**Instructions for the task**
Transcribe the data that follows precisely, omitting nothing.

**Data**
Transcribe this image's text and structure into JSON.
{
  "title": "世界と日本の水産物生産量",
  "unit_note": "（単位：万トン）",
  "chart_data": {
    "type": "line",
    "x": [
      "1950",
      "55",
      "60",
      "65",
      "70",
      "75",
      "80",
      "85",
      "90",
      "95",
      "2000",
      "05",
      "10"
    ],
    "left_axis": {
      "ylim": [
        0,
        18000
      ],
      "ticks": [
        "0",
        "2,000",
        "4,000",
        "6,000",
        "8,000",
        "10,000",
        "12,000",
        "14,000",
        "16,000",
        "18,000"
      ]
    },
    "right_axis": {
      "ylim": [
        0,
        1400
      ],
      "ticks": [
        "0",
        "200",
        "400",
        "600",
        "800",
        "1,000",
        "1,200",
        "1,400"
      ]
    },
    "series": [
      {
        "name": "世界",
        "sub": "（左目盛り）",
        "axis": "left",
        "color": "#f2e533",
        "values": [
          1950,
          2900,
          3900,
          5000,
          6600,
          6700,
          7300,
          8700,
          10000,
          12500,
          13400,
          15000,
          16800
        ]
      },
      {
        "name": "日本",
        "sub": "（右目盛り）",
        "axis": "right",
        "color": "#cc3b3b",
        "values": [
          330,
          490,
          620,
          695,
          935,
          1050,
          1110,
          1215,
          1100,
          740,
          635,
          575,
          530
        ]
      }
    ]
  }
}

**Task response**
Transcribe this image's text and structure into JSON.
{
  "title": "世界と日本の水産物生産量",
  "unit_note": "（単位：万トン）",
  "chart_data": {
    "type": "line",
    "x": [
      "1950",
      "55",
      "60",
      "65",
      "70",
      "75",
      "80",
      "85",
      "90",
      "95",
      "2000",
      "05",
      "10"
    ],
    "left_axis": {
      "ylim": [
        0,
        18000
      ],
      "ticks": [
        "0",
        "2,000",
        "4,000",
        "6,000",
        "8,000",
        "10,000",
        "12,000",
        "14,000",
        "16,000",
        "18,000"
      ]
    },
    "right_axis": {
      "ylim": [
        0,
        1400
      ],
      "ticks": [
        "0",
        "200",
        "400",
        "600",
        "800",
        "1,000",
        "1,200",
        "1,400"
      ]
    },
    "series": [
      {
        "name": "世界",
        "sub": "（左目盛り）",
        "axis": "left",
        "color": "#f2e533",
        "values": [
          1950,
          2900,
          3900,
          5000,
          6600,
          6700,
          7300,
          8700,
          10000,
          12500,
          13400,
          15000,
          16800
        ]
      },
      {
        "name": "日本",
        "sub": "（右目盛り）",
        "axis": "right",
        "color": "#cc3b3b",
        "values": [
          330,
          490,
          620,
          695,
          935,
          1050,
          1110,
          1215,
          1100,
          740,
          635,
          575,
          530
        ]
      }
    ]
  }
}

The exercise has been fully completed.